**Records provided:**
══════════

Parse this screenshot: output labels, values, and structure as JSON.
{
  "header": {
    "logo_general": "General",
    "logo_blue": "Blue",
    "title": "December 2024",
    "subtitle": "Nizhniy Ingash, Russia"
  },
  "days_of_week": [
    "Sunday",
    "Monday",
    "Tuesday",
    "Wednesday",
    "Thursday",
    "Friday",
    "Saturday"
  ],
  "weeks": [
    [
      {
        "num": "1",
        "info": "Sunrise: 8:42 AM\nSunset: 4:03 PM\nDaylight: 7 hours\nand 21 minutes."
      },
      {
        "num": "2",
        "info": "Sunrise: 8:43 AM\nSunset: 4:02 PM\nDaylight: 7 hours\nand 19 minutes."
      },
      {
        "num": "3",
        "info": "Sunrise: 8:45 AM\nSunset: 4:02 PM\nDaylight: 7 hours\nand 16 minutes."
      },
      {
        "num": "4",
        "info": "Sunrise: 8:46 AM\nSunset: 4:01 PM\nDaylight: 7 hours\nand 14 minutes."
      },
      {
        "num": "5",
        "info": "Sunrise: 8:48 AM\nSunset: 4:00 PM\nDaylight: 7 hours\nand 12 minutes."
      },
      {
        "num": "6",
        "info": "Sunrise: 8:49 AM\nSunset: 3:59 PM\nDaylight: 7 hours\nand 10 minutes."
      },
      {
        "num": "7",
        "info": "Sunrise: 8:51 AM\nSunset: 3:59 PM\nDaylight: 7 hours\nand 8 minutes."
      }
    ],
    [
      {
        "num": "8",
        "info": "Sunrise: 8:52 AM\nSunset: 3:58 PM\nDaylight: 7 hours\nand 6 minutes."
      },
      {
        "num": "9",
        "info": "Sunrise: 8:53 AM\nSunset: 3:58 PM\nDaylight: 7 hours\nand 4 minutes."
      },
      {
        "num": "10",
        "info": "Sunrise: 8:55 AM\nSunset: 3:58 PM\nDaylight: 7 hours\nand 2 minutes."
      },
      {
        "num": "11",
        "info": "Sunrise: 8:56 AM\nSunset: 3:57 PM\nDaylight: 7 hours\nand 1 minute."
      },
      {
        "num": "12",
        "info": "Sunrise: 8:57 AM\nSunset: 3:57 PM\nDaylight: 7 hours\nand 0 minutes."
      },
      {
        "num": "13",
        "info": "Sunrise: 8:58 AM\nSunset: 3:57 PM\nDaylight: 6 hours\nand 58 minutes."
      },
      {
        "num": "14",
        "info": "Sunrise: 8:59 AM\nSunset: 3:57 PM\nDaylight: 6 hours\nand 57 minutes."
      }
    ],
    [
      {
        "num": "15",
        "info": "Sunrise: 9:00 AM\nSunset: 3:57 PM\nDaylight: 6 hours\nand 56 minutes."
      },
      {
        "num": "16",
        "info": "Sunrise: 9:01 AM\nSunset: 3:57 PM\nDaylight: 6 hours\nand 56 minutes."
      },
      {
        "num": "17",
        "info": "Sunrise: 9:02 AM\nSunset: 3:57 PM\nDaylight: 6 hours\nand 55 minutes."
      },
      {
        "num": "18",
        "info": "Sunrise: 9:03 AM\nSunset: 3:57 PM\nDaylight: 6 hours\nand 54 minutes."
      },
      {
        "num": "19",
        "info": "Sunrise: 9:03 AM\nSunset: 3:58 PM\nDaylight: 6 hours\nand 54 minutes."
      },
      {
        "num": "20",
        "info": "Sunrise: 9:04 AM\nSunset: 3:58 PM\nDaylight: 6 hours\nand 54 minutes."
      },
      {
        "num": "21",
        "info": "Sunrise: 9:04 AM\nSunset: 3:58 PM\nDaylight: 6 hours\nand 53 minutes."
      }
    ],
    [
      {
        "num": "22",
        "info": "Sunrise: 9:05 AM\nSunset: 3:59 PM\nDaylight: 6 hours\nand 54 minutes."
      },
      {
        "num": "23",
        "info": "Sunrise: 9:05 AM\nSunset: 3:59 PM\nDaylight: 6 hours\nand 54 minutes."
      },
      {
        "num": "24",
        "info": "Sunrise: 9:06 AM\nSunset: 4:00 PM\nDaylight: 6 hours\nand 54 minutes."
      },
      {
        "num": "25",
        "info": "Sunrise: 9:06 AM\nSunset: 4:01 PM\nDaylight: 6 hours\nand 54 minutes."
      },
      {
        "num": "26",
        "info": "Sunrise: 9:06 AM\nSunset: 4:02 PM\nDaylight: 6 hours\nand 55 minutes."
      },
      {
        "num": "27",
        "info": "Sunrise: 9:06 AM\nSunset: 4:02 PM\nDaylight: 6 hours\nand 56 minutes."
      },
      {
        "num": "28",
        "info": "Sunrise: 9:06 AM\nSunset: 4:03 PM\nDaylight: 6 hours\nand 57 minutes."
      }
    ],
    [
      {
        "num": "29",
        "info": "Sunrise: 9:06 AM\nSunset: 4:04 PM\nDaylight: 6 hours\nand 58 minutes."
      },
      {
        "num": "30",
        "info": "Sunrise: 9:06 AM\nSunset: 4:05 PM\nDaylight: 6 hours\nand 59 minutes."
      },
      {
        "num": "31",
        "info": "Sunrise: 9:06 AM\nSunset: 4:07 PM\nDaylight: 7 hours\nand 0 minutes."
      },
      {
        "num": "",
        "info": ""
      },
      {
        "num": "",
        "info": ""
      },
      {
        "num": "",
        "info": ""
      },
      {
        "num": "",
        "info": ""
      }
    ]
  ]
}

══════════

**Exercise description:**
Copy each record from above without leaving any out.

**Full answer:**
Parse this screenshot: output labels, values, and structure as JSON.
{
  "header": {
    "logo_general": "General",
    "logo_blue": "Blue",
    "title": "December 2024",
    "subtitle": "Nizhniy Ingash, Russia"
  },
  "days_of_week": [
    "Sunday",
    "Monday",
    "Tuesday",
    "Wednesday",
    "Thursday",
    "Friday",
    "Saturday"
  ],
  "weeks": [
    [
      {
        "num": "1",
        "info": "Sunrise: 8:42 AM\nSunset: 4:03 PM\nDaylight: 7 hours\nand 21 minutes."
      },
      {
        "num": "2",
        "info": "Sunrise: 8:43 AM\nSunset: 4:02 PM\nDaylight: 7 hours\nand 19 minutes."
      },
      {
        "num": "3",
        "info": "Sunrise: 8:45 AM\nSunset: 4:02 PM\nDaylight: 7 hours\nand 16 minutes."
      },
      {
        "num": "4",
        "info": "Sunrise: 8:46 AM\nSunset: 4:01 PM\nDaylight: 7 hours\nand 14 minutes."
      },
      {
        "num": "5",
        "info": "Sunrise: 8:48 AM\nSunset: 4:00 PM\nDaylight: 7 hours\nand 12 minutes."
      },
      {
        "num": "6",
        "info": "Sunrise: 8:49 AM\nSunset: 3:59 PM\nDaylight: 7 hours\nand 10 minutes."
      },
      {
        "num": "7",
        "info": "Sunrise: 8:51 AM\nSunset: 3:59 PM\nDaylight: 7 hours\nand 8 minutes."
      }
    ],
    [
      {
        "num": "8",
        "info": "Sunrise: 8:52 AM\nSunset: 3:58 PM\nDaylight: 7 hours\nand 6 minutes."
      },
      {
        "num": "9",
        "info": "Sunrise: 8:53 AM\nSunset: 3:58 PM\nDaylight: 7 hours\nand 4 minutes."
      },
      {
        "num": "10",
        "info": "Sunrise: 8:55 AM\nSunset: 3:58 PM\nDaylight: 7 hours\nand 2 minutes."
      },
      {
        "num": "11",
        "info": "Sunrise: 8:56 AM\nSunset: 3:57 PM\nDaylight: 7 hours\nand 1 minute."
      },
      {
        "num": "12",
        "info": "Sunrise: 8:57 AM\nSunset: 3:57 PM\nDaylight: 7 hours\nand 0 minutes."
      },
      {
        "num": "13",
        "info": "Sunrise: 8:58 AM\nSunset: 3:57 PM\nDaylight: 6 hours\nand 58 minutes."
      },
      {
        "num": "14",
        "info": "Sunrise: 8:59 AM\nSunset: 3:57 PM\nDaylight: 6 hours\nand 57 minutes."
      }
    ],
    [
      {
        "num": "15",
        "info": "Sunrise: 9:00 AM\nSunset: 3:57 PM\nDaylight: 6 hours\nand 56 minutes."
      },
      {
        "num": "16",
        "info": "Sunrise: 9:01 AM\nSunset: 3:57 PM\nDaylight: 6 hours\nand 56 minutes."
      },
      {
        "num": "17",
        "info": "Sunrise: 9:02 AM\nSunset: 3:57 PM\nDaylight: 6 hours\nand 55 minutes."
      },
      {
        "num": "18",
        "info": "Sunrise: 9:03 AM\nSunset: 3:57 PM\nDaylight: 6 hours\nand 54 minutes."
      },
      {
        "num": "19",
        "info": "Sunrise: 9:03 AM\nSunset: 3:58 PM\nDaylight: 6 hours\nand 54 minutes."
      },
      {
        "num": "20",
        "info": "Sunrise: 9:04 AM\nSunset: 3:58 PM\nDaylight: 6 hours\nand 54 minutes."
      },
      {
        "num": "21",
        "info": "Sunrise: 9:04 AM\nSunset: 3:58 PM\nDaylight: 6 hours\nand 53 minutes."
      }
    ],
    [
      {
        "num": "22",
        "info": "Sunrise: 9:05 AM\nSunset: 3:59 PM\nDaylight: 6 hours\nand 54 minutes."
      },
      {
        "num": "23",
        "info": "Sunrise: 9:05 AM\nSunset: 3:59 PM\nDaylight: 6 hours\nand 54 minutes."
      },
      {
        "num": "24",
        "info": "Sunrise: 9:06 AM\nSunset: 4:00 PM\nDaylight: 6 hours\nand 54 minutes."
      },
      {
        "num": "25",
        "info": "Sunrise: 9:06 AM\nSunset: 4:01 PM\nDaylight: 6 hours\nand 54 minutes."
      },
      {
        "num": "26",
        "info": "Sunrise: 9:06 AM\nSunset: 4:02 PM\nDaylight: 6 hours\nand 55 minutes."
      },
      {
        "num": "27",
        "info": "Sunrise: 9:06 AM\nSunset: 4:02 PM\nDaylight: 6 hours\nand 56 minutes."
      },
      {
        "num": "28",
        "info": "Sunrise: 9:06 AM\nSunset: 4:03 PM\nDaylight: 6 hours\nand 57 minutes."
      }
    ],
    [
      {
        "num": "29",
        "info": "Sunrise: 9:06 AM\nSunset: 4:04 PM\nDaylight: 6 hours\nand 58 minutes."
      },
      {
        "num": "30",
        "info": "Sunrise: 9:06 AM\nSunset: 4:05 PM\nDaylight: 6 hours\nand 59 minutes."
      },
      {
        "num": "31",
        "info": "Sunrise: 9:06 AM\nSunset: 4:07 PM\nDaylight: 7 hours\nand 0 minutes."
      },
      {
        "num": "",
        "info": ""
      },
      {
        "num": "",
        "info": ""
      },
      {
        "num": "",
        "info": ""
      },
      {
        "num": "",
        "info": ""
      }
    ]
  ]
}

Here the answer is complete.